__EXERCISE 1__: Print the passage of the football game notes between "At the half" and "they can win.", inclusive.

__TEXT BLOCK__:
At the half - “I am concerned,” began coach Bobo. “The first half wasn’t bad, but started slowly. The ball game isn’t over. Some of you may think it is. They scored with just six seconds left. We get the football and we must match that score. No one can play one on one with you. They’ll come out thinking they can win.

You have to go for the kill. Make a statement. And have fun.”

Quick hitters - Several starters were out for the Eastside game, among them Freddie Bates, J. J. Hughes, Rodrick Gilmore and Gerone McBeth ... one of the officials paced off the three-yard white line marked for extra points before the game and found the distance too far by about a foot ... Cameron Willis had Philippians 4:13 written on his taped wrist ... the offensive coaches were very pleased with Michael Pack’s and Tim Duckett’s performance in the game. They were playing tackle and tight end respectively, for the first time this year. They both made key blocks on a Kierre Smith TD ... on the defensive side of the line, Paul Teague and Trey Crumlin got high marks for their performance. Crumlin switched from offensive line to defense and Teague started at linebacker ... The officials blew several calls, one where the play clock showed 0:0 and they allowed Eastside to call a time out and a bang-bang play, where a receiver dropped a pass with a simultaneous hit by Billy Jennings (15 yards) ... There was a constant chain gang dance along the sidelines with the chain crew marking the spot using the sideline, then, for some reason, moving the chains to the white line marking the edge of the players’ box and then trying to move the chains through the players and coaches on a down change ... frustrated with excessive penalties, coaches are affording guilty players the chance to develop a personal relationship with The Hill ... there was no meeting with the offense or defense due to time constraints ... at the end of the game, coach Bobo complimented the team for playing hard, but criticized them for making too many mistakes.

The journey continues. Riverside. Here. Homecoming.

__EXERCISE 2__: In the records, from their first line through the line containing "1882, 920, 1907]", swap "story-line" for "narrative-line" and output only those lines, leaving everything else unchanged.

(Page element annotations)

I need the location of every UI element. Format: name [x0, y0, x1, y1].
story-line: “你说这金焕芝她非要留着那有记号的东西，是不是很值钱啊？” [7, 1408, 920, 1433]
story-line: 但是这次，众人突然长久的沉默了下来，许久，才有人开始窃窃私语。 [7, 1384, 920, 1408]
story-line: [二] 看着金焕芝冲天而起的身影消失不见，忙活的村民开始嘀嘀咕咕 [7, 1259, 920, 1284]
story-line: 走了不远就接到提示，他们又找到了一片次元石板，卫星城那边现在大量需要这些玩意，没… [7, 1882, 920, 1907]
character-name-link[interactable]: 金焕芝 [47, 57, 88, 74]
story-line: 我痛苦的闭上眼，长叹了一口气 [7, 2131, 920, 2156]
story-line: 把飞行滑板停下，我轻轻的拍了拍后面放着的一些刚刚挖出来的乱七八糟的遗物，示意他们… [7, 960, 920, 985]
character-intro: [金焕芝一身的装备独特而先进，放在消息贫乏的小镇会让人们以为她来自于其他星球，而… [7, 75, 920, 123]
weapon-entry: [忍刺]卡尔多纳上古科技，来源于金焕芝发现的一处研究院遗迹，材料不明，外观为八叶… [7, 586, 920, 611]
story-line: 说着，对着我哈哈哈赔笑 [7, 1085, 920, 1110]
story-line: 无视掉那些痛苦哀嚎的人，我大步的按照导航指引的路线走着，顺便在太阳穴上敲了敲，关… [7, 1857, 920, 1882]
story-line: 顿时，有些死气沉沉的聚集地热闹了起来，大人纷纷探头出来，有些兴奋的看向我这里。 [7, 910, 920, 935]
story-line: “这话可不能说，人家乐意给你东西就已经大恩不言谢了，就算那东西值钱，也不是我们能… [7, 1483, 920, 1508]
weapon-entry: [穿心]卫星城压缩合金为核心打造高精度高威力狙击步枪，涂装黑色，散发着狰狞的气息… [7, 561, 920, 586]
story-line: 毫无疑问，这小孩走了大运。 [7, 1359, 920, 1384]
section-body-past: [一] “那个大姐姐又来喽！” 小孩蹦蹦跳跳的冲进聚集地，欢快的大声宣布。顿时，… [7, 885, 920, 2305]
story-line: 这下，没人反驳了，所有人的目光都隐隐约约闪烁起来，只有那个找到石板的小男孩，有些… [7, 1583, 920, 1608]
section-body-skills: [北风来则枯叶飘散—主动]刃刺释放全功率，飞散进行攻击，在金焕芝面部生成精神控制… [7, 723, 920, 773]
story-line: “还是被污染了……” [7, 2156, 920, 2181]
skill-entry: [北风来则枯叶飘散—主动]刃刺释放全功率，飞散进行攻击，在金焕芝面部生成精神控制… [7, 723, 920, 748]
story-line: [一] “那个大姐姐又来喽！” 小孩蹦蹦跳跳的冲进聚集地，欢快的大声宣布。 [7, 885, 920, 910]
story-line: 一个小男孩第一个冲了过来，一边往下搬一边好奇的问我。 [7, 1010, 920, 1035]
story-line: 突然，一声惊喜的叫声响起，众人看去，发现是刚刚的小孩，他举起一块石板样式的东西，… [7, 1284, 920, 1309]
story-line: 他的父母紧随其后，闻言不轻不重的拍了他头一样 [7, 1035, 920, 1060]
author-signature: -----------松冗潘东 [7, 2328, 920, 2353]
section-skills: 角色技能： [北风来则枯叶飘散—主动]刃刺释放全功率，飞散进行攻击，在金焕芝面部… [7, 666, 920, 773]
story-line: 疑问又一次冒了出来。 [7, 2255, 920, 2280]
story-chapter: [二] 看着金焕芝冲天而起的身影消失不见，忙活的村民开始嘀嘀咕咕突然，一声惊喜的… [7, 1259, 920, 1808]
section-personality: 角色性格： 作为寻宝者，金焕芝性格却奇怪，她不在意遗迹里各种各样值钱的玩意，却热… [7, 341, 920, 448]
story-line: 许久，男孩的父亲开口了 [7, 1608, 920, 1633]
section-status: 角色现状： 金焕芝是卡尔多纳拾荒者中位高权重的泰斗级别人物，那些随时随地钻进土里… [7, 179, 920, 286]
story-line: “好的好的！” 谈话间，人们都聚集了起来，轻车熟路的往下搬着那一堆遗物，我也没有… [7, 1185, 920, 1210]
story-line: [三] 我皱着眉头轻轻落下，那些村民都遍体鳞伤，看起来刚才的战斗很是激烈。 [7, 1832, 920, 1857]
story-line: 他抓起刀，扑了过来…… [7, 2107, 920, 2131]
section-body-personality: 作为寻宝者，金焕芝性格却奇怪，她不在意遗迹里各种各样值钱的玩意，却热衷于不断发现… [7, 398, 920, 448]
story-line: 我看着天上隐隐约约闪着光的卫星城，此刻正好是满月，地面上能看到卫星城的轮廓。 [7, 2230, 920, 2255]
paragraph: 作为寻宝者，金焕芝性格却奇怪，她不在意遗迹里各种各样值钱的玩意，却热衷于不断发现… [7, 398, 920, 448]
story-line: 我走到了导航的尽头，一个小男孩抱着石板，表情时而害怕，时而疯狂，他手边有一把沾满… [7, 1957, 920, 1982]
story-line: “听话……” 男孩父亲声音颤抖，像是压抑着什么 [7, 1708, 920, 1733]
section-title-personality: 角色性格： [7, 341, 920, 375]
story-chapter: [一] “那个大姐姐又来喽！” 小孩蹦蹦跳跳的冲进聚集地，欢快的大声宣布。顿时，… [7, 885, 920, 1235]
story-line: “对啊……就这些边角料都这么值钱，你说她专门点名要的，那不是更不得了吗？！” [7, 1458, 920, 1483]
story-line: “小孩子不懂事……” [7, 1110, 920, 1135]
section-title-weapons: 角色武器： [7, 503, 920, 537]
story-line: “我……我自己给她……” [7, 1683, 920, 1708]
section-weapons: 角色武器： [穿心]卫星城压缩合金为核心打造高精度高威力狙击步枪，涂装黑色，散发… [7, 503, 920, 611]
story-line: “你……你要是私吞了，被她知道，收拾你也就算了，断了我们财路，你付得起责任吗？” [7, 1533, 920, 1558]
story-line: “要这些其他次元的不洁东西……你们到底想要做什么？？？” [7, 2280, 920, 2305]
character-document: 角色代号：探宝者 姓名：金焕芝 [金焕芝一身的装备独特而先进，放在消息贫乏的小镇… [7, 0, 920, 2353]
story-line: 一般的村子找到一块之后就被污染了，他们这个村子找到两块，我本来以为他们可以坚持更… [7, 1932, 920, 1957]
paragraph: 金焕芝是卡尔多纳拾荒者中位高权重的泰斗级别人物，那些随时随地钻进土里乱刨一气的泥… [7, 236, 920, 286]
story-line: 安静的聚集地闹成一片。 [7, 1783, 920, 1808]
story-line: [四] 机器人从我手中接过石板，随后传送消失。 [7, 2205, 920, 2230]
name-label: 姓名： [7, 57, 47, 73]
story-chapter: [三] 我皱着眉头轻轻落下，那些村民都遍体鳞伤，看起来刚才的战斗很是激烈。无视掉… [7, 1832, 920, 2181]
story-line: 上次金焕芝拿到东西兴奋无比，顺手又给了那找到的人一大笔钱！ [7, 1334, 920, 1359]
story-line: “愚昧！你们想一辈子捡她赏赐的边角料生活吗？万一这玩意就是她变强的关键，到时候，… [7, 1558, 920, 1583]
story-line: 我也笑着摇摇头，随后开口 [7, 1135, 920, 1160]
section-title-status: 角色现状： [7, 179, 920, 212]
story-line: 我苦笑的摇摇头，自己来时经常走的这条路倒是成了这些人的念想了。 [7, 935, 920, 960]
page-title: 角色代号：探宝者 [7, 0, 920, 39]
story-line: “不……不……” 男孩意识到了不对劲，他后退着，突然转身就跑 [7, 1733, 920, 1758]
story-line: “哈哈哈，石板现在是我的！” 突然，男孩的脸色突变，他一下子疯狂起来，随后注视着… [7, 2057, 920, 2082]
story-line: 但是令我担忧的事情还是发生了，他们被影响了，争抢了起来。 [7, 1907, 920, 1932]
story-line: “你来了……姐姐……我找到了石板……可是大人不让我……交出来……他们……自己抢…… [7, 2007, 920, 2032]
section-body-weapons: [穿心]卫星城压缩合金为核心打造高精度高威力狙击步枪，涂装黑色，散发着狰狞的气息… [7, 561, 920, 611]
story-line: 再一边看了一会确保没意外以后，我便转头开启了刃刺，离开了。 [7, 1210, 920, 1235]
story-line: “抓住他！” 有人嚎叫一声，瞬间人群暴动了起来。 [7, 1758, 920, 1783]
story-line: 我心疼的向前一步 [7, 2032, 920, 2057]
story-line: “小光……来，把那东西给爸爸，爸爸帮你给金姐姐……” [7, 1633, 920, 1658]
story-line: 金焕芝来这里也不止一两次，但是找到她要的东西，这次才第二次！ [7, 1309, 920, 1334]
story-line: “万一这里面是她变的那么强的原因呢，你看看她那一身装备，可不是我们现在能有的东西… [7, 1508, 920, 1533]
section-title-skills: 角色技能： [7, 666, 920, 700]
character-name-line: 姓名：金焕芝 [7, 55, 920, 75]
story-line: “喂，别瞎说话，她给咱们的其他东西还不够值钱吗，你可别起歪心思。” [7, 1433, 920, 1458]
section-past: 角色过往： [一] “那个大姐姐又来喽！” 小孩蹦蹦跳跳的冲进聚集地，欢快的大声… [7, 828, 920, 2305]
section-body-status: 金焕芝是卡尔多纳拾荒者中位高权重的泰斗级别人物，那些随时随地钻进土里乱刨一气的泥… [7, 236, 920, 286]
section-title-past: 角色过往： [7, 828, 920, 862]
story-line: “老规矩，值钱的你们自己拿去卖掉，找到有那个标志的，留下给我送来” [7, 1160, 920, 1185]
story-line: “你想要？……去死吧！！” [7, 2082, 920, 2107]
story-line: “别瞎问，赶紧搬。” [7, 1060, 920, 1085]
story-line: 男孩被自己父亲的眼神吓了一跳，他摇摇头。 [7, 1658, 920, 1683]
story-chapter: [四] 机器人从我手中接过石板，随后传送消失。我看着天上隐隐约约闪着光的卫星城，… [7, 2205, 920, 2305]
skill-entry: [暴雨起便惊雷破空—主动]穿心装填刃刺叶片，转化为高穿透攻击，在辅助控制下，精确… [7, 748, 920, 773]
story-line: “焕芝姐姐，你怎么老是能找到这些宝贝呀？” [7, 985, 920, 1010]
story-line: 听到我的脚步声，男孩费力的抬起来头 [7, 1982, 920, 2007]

__WRITTEN ANSWER 1__:
At the half - “I am concerned,” began coach Bobo. “The first half wasn’t bad, but started slowly. The ball game isn’t over. Some of you may think it is. They scored with just six seconds left. We get the football and we must match that score. No one can play one on one with you. They’ll come out thinking they can win.

__WRITTEN ANSWER 2__:
I need the location of every UI element. Format: name [x0, y0, x1, y1].
narrative-line: “你说这金焕芝她非要留着那有记号的东西，是不是很值钱啊？” [7, 1408, 920, 1433]
narrative-line: 但是这次，众人突然长久的沉默了下来，许久，才有人开始窃窃私语。 [7, 1384, 920, 1408]
narrative-line: [二] 看着金焕芝冲天而起的身影消失不见，忙活的村民开始嘀嘀咕咕 [7, 1259, 920, 1284]
narrative-line: 走了不远就接到提示，他们又找到了一片次元石板，卫星城那边现在大量需要这些玩意，没… [7, 1882, 920, 1907]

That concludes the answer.